[Start]

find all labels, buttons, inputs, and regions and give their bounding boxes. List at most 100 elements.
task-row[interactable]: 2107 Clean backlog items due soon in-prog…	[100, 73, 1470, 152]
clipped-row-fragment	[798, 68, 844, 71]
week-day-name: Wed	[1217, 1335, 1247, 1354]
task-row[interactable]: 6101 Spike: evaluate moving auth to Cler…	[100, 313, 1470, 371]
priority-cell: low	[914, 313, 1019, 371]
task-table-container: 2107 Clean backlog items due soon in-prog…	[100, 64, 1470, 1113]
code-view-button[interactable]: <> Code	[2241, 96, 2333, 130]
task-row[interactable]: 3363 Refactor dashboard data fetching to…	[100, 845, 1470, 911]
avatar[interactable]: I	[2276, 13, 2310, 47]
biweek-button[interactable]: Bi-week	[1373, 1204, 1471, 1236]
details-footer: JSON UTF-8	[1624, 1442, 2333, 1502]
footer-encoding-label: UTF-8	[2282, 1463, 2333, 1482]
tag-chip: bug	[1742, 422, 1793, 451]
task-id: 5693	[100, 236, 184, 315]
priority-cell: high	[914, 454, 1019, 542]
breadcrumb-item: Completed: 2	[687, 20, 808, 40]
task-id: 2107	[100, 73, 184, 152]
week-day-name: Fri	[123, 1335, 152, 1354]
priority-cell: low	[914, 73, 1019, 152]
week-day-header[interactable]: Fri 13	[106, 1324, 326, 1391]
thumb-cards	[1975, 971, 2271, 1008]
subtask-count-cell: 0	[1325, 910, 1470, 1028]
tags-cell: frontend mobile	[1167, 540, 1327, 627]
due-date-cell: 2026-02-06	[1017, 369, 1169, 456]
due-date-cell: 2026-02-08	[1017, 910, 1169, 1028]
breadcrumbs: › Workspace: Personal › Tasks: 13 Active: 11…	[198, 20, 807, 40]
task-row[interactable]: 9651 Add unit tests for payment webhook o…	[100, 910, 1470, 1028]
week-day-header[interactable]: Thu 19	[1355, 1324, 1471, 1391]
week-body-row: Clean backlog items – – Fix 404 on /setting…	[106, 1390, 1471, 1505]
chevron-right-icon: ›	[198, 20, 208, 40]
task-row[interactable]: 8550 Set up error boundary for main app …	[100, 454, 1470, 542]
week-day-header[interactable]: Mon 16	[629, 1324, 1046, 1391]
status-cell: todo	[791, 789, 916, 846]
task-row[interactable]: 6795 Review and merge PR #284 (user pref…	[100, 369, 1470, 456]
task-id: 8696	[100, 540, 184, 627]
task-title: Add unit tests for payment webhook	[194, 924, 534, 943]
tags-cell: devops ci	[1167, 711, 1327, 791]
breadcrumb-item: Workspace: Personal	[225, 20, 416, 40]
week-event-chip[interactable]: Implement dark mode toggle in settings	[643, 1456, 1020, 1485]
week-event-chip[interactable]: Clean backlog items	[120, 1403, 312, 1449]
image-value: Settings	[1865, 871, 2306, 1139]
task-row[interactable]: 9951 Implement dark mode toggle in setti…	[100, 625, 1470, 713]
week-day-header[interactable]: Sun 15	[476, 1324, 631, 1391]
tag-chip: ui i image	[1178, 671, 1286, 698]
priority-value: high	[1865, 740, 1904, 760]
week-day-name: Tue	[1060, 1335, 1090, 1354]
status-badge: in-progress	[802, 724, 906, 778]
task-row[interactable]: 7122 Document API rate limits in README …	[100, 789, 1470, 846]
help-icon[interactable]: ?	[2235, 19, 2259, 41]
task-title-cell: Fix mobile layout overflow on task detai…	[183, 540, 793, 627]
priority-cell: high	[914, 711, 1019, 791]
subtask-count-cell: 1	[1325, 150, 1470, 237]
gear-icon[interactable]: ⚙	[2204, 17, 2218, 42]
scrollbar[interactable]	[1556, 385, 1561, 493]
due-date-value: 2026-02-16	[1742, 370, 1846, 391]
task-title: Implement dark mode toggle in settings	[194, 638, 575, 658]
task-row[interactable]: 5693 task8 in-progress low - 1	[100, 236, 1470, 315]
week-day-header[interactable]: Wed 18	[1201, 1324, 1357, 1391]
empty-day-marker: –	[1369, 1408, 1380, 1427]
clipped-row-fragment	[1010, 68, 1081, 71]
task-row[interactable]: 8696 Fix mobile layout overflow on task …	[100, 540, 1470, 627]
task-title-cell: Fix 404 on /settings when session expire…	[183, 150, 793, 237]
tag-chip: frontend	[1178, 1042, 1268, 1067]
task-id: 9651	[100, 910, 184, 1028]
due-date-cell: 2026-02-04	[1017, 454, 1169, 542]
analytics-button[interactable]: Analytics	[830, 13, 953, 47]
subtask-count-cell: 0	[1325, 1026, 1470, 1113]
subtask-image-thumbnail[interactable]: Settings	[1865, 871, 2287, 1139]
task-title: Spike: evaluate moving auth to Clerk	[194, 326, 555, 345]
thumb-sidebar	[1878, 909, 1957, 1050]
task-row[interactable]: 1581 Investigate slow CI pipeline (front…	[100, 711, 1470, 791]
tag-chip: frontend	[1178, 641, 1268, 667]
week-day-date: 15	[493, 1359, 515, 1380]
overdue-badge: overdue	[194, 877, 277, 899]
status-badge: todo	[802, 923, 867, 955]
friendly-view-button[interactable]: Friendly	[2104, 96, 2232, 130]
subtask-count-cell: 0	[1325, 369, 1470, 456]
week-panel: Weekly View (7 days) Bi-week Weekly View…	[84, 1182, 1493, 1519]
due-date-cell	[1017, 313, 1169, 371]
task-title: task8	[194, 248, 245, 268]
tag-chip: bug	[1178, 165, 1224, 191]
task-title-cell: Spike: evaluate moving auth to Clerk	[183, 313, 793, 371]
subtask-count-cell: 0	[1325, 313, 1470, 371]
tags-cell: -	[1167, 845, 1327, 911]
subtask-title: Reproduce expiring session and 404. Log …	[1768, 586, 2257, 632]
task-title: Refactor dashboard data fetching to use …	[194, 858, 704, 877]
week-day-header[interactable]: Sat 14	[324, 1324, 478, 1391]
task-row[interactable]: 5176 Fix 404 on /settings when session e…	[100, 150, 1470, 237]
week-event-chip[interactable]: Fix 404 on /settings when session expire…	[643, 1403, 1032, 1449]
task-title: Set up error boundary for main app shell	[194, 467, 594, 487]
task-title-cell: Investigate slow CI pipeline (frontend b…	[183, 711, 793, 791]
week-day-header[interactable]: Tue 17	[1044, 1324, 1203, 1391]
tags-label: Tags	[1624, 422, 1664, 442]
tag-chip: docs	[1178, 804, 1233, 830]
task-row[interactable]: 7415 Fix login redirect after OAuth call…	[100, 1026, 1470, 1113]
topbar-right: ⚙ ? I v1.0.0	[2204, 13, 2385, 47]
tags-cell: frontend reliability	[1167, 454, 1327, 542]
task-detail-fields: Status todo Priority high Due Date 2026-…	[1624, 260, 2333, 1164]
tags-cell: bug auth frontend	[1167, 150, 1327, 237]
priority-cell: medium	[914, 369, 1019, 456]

[End]

Transcribe all of the lines above exactly as they appear.

find all labels, buttons, inputs, and regions and give their bounding boxes. List at most 100 elements.
task-row[interactable]: 2107 Clean backlog items due soon in-prog…	[100, 73, 1470, 152]
clipped-row-fragment	[798, 68, 844, 71]
week-day-name: Wed	[1217, 1335, 1247, 1354]
task-row[interactable]: 6101 Spike: evaluate moving auth to Cler…	[100, 313, 1470, 371]
priority-cell: low	[914, 313, 1019, 371]
task-table-container: 2107 Clean backlog items due soon in-prog…	[100, 64, 1470, 1113]
code-view-button[interactable]: <> Code	[2241, 96, 2333, 130]
task-row[interactable]: 3363 Refactor dashboard data fetching to…	[100, 845, 1470, 911]
avatar[interactable]: I	[2276, 13, 2310, 47]
biweek-button[interactable]: Bi-week	[1373, 1204, 1471, 1236]
details-footer: JSON UTF-8	[1624, 1442, 2333, 1502]
footer-encoding-label: UTF-8	[2282, 1463, 2333, 1482]
tag-chip: bug	[1742, 422, 1793, 451]
task-id: 5693	[100, 236, 184, 315]
priority-cell: high	[914, 454, 1019, 542]
breadcrumb-item: Completed: 2	[687, 20, 808, 40]
task-id: 2107	[100, 73, 184, 152]
week-day-name: Fri	[123, 1335, 152, 1354]
priority-cell: low	[914, 73, 1019, 152]
week-day-header[interactable]: Fri 13	[106, 1324, 326, 1391]
thumb-cards	[1975, 971, 2271, 1008]
subtask-count-cell: 0	[1325, 910, 1470, 1028]
tags-cell: frontend mobile	[1167, 540, 1327, 627]
due-date-cell: 2026-02-06	[1017, 369, 1169, 456]
due-date-cell: 2026-02-08	[1017, 910, 1169, 1028]
breadcrumbs: › Workspace: Personal › Tasks: 13 Active: 11…	[198, 20, 807, 40]
task-row[interactable]: 9651 Add unit tests for payment webhook o…	[100, 910, 1470, 1028]
week-day-header[interactable]: Thu 19	[1355, 1324, 1471, 1391]
week-body-row: Clean backlog items – – Fix 404 on /setting…	[106, 1390, 1471, 1505]
chevron-right-icon: ›	[198, 20, 208, 40]
task-row[interactable]: 8550 Set up error boundary for main app …	[100, 454, 1470, 542]
week-day-header[interactable]: Mon 16	[629, 1324, 1046, 1391]
status-cell: todo	[791, 789, 916, 846]
task-row[interactable]: 6795 Review and merge PR #284 (user pref…	[100, 369, 1470, 456]
task-id: 8696	[100, 540, 184, 627]
task-title: Add unit tests for payment webhook	[194, 924, 534, 943]
tags-cell: devops ci	[1167, 711, 1327, 791]
breadcrumb-item: Workspace: Personal	[225, 20, 416, 40]
week-event-chip[interactable]: Implement dark mode toggle in settings	[643, 1456, 1020, 1485]
week-event-chip[interactable]: Clean backlog items	[120, 1403, 312, 1449]
image-value: Settings	[1865, 871, 2306, 1139]
task-row[interactable]: 9951 Implement dark mode toggle in setti…	[100, 625, 1470, 713]
week-day-header[interactable]: Sun 15	[476, 1324, 631, 1391]
tag-chip: ui i image	[1178, 671, 1286, 698]
priority-value: high	[1865, 740, 1904, 760]
week-day-name: Tue	[1060, 1335, 1090, 1354]
status-badge: in-progress	[802, 724, 906, 778]
task-row[interactable]: 7122 Document API rate limits in README …	[100, 789, 1470, 846]
help-icon[interactable]: ?	[2235, 19, 2259, 41]
task-title-cell: Fix mobile layout overflow on task detai…	[183, 540, 793, 627]
priority-cell: high	[914, 711, 1019, 791]
subtask-count-cell: 1	[1325, 150, 1470, 237]
gear-icon[interactable]: ⚙	[2204, 17, 2218, 42]
scrollbar[interactable]	[1556, 385, 1561, 493]
due-date-value: 2026-02-16	[1742, 370, 1846, 391]
task-title: Implement dark mode toggle in settings	[194, 638, 575, 658]
task-row[interactable]: 5693 task8 in-progress low - 1	[100, 236, 1470, 315]
week-day-header[interactable]: Wed 18	[1201, 1324, 1357, 1391]
empty-day-marker: –	[1369, 1408, 1380, 1427]
clipped-row-fragment	[1010, 68, 1081, 71]
task-row[interactable]: 8696 Fix mobile layout overflow on task …	[100, 540, 1470, 627]
task-title-cell: Fix 404 on /settings when session expire…	[183, 150, 793, 237]
tag-chip: frontend	[1178, 1042, 1268, 1067]
task-id: 9651	[100, 910, 184, 1028]
due-date-cell: 2026-02-04	[1017, 454, 1169, 542]
analytics-button[interactable]: Analytics	[830, 13, 953, 47]
subtask-count-cell: 0	[1325, 1026, 1470, 1113]
subtask-image-thumbnail[interactable]: Settings	[1865, 871, 2287, 1139]
task-title: Spike: evaluate moving auth to Clerk	[194, 326, 555, 345]
thumb-sidebar	[1878, 909, 1957, 1050]
task-row[interactable]: 1581 Investigate slow CI pipeline (front…	[100, 711, 1470, 791]
tag-chip: frontend	[1178, 641, 1268, 667]
week-day-date: 15	[493, 1359, 515, 1380]
overdue-badge: overdue	[194, 877, 277, 899]
status-badge: todo	[802, 923, 867, 955]
friendly-view-button[interactable]: Friendly	[2104, 96, 2232, 130]
subtask-count-cell: 0	[1325, 369, 1470, 456]
week-panel: Weekly View (7 days) Bi-week Weekly View…	[84, 1182, 1493, 1519]
due-date-cell	[1017, 313, 1169, 371]
task-title: task8	[194, 248, 245, 268]
tag-chip: bug	[1178, 165, 1224, 191]
task-title-cell: Spike: evaluate moving auth to Clerk	[183, 313, 793, 371]
subtask-count-cell: 0	[1325, 313, 1470, 371]
tags-cell: -	[1167, 845, 1327, 911]
subtask-title: Reproduce expiring session and 404. Log …	[1768, 586, 2257, 632]
task-title: Refactor dashboard data fetching to use …	[194, 858, 704, 877]
week-day-header[interactable]: Sat 14	[324, 1324, 478, 1391]
task-row[interactable]: 5176 Fix 404 on /settings when session e…	[100, 150, 1470, 237]
week-event-chip[interactable]: Fix 404 on /settings when session expire…	[643, 1403, 1032, 1449]
task-title: Set up error boundary for main app shell	[194, 467, 594, 487]
task-title-cell: Investigate slow CI pipeline (frontend b…	[183, 711, 793, 791]
week-day-header[interactable]: Tue 17	[1044, 1324, 1203, 1391]
tags-label: Tags	[1624, 422, 1664, 442]
tag-chip: docs	[1178, 804, 1233, 830]
task-row[interactable]: 7415 Fix login redirect after OAuth call…	[100, 1026, 1470, 1113]
topbar-right: ⚙ ? I v1.0.0	[2204, 13, 2385, 47]
tags-cell: frontend reliability	[1167, 454, 1327, 542]
task-detail-fields: Status todo Priority high Due Date 2026-…	[1624, 260, 2333, 1164]
tags-cell: bug auth frontend	[1167, 150, 1327, 237]
priority-cell: medium	[914, 369, 1019, 456]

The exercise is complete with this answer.